STORED DATA >>
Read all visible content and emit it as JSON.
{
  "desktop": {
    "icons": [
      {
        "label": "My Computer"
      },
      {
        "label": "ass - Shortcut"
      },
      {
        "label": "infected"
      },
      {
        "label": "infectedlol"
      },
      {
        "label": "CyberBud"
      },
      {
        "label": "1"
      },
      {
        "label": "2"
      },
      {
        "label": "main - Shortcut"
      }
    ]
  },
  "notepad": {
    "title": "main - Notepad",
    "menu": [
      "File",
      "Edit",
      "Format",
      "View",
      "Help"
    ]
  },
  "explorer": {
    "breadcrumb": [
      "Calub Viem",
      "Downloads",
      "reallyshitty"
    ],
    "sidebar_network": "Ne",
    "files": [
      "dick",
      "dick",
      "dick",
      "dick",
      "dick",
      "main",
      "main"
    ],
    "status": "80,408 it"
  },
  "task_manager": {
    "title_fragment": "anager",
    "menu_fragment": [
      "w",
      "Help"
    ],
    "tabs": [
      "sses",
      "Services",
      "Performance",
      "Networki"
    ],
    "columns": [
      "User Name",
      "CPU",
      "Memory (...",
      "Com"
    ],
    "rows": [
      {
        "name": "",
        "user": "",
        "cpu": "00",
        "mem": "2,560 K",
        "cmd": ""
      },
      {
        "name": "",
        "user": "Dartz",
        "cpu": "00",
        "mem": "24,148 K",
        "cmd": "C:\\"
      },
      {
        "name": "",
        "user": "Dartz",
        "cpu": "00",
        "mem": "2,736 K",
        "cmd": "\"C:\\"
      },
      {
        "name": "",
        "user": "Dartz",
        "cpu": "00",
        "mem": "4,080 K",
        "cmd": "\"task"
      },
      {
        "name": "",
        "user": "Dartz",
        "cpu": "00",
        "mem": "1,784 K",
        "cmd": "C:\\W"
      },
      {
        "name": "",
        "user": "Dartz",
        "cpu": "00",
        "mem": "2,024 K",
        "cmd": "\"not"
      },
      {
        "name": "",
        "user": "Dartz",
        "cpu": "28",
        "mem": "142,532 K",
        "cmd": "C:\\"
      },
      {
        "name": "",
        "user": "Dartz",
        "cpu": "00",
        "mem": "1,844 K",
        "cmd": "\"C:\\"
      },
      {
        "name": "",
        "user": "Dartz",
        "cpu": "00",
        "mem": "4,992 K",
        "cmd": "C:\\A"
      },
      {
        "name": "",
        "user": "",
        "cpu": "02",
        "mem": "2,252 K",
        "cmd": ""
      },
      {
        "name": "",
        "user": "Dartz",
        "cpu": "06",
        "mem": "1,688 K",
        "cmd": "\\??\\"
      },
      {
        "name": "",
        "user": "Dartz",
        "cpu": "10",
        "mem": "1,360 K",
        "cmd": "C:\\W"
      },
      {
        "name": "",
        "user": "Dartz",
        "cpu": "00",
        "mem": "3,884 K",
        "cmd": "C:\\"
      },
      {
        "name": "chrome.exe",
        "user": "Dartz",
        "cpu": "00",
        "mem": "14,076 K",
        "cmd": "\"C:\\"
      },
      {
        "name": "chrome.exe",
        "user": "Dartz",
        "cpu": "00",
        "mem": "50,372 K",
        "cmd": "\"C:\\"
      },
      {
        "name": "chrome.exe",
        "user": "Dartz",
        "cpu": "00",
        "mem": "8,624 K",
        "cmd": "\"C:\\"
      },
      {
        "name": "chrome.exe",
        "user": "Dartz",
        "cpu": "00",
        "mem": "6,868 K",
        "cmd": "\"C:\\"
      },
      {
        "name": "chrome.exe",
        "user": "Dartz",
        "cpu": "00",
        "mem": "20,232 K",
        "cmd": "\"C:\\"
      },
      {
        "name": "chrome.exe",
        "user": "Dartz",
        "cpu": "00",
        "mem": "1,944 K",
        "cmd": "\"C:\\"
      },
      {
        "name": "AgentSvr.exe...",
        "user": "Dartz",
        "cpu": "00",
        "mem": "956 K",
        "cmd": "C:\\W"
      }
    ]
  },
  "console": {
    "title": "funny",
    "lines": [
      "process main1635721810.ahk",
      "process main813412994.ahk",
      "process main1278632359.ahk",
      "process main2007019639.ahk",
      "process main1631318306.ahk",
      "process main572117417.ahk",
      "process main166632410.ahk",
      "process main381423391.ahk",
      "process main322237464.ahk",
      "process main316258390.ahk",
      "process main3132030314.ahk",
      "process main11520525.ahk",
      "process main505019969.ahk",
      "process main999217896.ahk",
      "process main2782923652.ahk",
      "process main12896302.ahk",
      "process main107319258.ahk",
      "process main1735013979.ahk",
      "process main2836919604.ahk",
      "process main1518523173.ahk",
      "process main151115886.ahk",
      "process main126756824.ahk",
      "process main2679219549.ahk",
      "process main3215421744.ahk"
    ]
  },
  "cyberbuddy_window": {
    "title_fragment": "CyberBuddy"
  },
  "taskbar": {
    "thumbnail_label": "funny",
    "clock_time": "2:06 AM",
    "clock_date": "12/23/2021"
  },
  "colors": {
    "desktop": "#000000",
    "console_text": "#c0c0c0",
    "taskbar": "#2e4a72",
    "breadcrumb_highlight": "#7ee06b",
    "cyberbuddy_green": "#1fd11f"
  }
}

JOB >> Reproduce the listing in full. Keep it exactly as written.

IN RESPONSE >>
Read all visible content and emit it as JSON.
{
  "desktop": {
    "icons": [
      {
        "label": "My Computer"
      },
      {
        "label": "ass - Shortcut"
      },
      {
        "label": "infected"
      },
      {
        "label": "infectedlol"
      },
      {
        "label": "CyberBud"
      },
      {
        "label": "1"
      },
      {
        "label": "2"
      },
      {
        "label": "main - Shortcut"
      }
    ]
  },
  "notepad": {
    "title": "main - Notepad",
    "menu": [
      "File",
      "Edit",
      "Format",
      "View",
      "Help"
    ]
  },
  "explorer": {
    "breadcrumb": [
      "Calub Viem",
      "Downloads",
      "reallyshitty"
    ],
    "sidebar_network": "Ne",
    "files": [
      "dick",
      "dick",
      "dick",
      "dick",
      "dick",
      "main",
      "main"
    ],
    "status": "80,408 it"
  },
  "task_manager": {
    "title_fragment": "anager",
    "menu_fragment": [
      "w",
      "Help"
    ],
    "tabs": [
      "sses",
      "Services",
      "Performance",
      "Networki"
    ],
    "columns": [
      "User Name",
      "CPU",
      "Memory (...",
      "Com"
    ],
    "rows": [
      {
        "name": "",
        "user": "",
        "cpu": "00",
        "mem": "2,560 K",
        "cmd": ""
      },
      {
        "name": "",
        "user": "Dartz",
        "cpu": "00",
        "mem": "24,148 K",
        "cmd": "C:\\"
      },
      {
        "name": "",
        "user": "Dartz",
        "cpu": "00",
        "mem": "2,736 K",
        "cmd": "\"C:\\"
      },
      {
        "name": "",
        "user": "Dartz",
        "cpu": "00",
        "mem": "4,080 K",
        "cmd": "\"task"
      },
      {
        "name": "",
        "user": "Dartz",
        "cpu": "00",
        "mem": "1,784 K",
        "cmd": "C:\\W"
      },
      {
        "name": "",
        "user": "Dartz",
        "cpu": "00",
        "mem": "2,024 K",
        "cmd": "\"not"
      },
      {
        "name": "",
        "user": "Dartz",
        "cpu": "28",
        "mem": "142,532 K",
        "cmd": "C:\\"
      },
      {
        "name": "",
        "user": "Dartz",
        "cpu": "00",
        "mem": "1,844 K",
        "cmd": "\"C:\\"
      },
      {
        "name": "",
        "user": "Dartz",
        "cpu": "00",
        "mem": "4,992 K",
        "cmd": "C:\\A"
      },
      {
        "name": "",
        "user": "",
        "cpu": "02",
        "mem": "2,252 K",
        "cmd": ""
      },
      {
        "name": "",
        "user": "Dartz",
        "cpu": "06",
        "mem": "1,688 K",
        "cmd": "\\??\\"
      },
      {
        "name": "",
        "user": "Dartz",
        "cpu": "10",
        "mem": "1,360 K",
        "cmd": "C:\\W"
      },
      {
        "name": "",
        "user": "Dartz",
        "cpu": "00",
        "mem": "3,884 K",
        "cmd": "C:\\"
      },
      {
        "name": "chrome.exe",
        "user": "Dartz",
        "cpu": "00",
        "mem": "14,076 K",
        "cmd": "\"C:\\"
      },
      {
        "name": "chrome.exe",
        "user": "Dartz",
        "cpu": "00",
        "mem": "50,372 K",
        "cmd": "\"C:\\"
      },
      {
        "name": "chrome.exe",
        "user": "Dartz",
        "cpu": "00",
        "mem": "8,624 K",
        "cmd": "\"C:\\"
      },
      {
        "name": "chrome.exe",
        "user": "Dartz",
        "cpu": "00",
        "mem": "6,868 K",
        "cmd": "\"C:\\"
      },
      {
        "name": "chrome.exe",
        "user": "Dartz",
        "cpu": "00",
        "mem": "20,232 K",
        "cmd": "\"C:\\"
      },
      {
        "name": "chrome.exe",
        "user": "Dartz",
        "cpu": "00",
        "mem": "1,944 K",
        "cmd": "\"C:\\"
      },
      {
        "name": "AgentSvr.exe...",
        "user": "Dartz",
        "cpu": "00",
        "mem": "956 K",
        "cmd": "C:\\W"
      }
    ]
  },
  "console": {
    "title": "funny",
    "lines": [
      "process main1635721810.ahk",
      "process main813412994.ahk",
      "process main1278632359.ahk",
      "process main2007019639.ahk",
      "process main1631318306.ahk",
      "process main572117417.ahk",
      "process main166632410.ahk",
      "process main381423391.ahk",
      "process main322237464.ahk",
      "process main316258390.ahk",
      "process main3132030314.ahk",
      "process main11520525.ahk",
      "process main505019969.ahk",
      "process main999217896.ahk",
      "process main2782923652.ahk",
      "process main12896302.ahk",
      "process main107319258.ahk",
      "process main1735013979.ahk",
      "process main2836919604.ahk",
      "process main1518523173.ahk",
      "process main151115886.ahk",
      "process main126756824.ahk",
      "process main2679219549.ahk",
      "process main3215421744.ahk"
    ]
  },
  "cyberbuddy_window": {
    "title_fragment": "CyberBuddy"
  },
  "taskbar": {
    "thumbnail_label": "funny",
    "clock_time": "2:06 AM",
    "clock_date": "12/23/2021"
  },
  "colors": {
    "desktop": "#000000",
    "console_text": "#c0c0c0",
    "taskbar": "#2e4a72",
    "breadcrumb_highlight": "#7ee06b",
    "cyberbuddy_green": "#1fd11f"
  }
}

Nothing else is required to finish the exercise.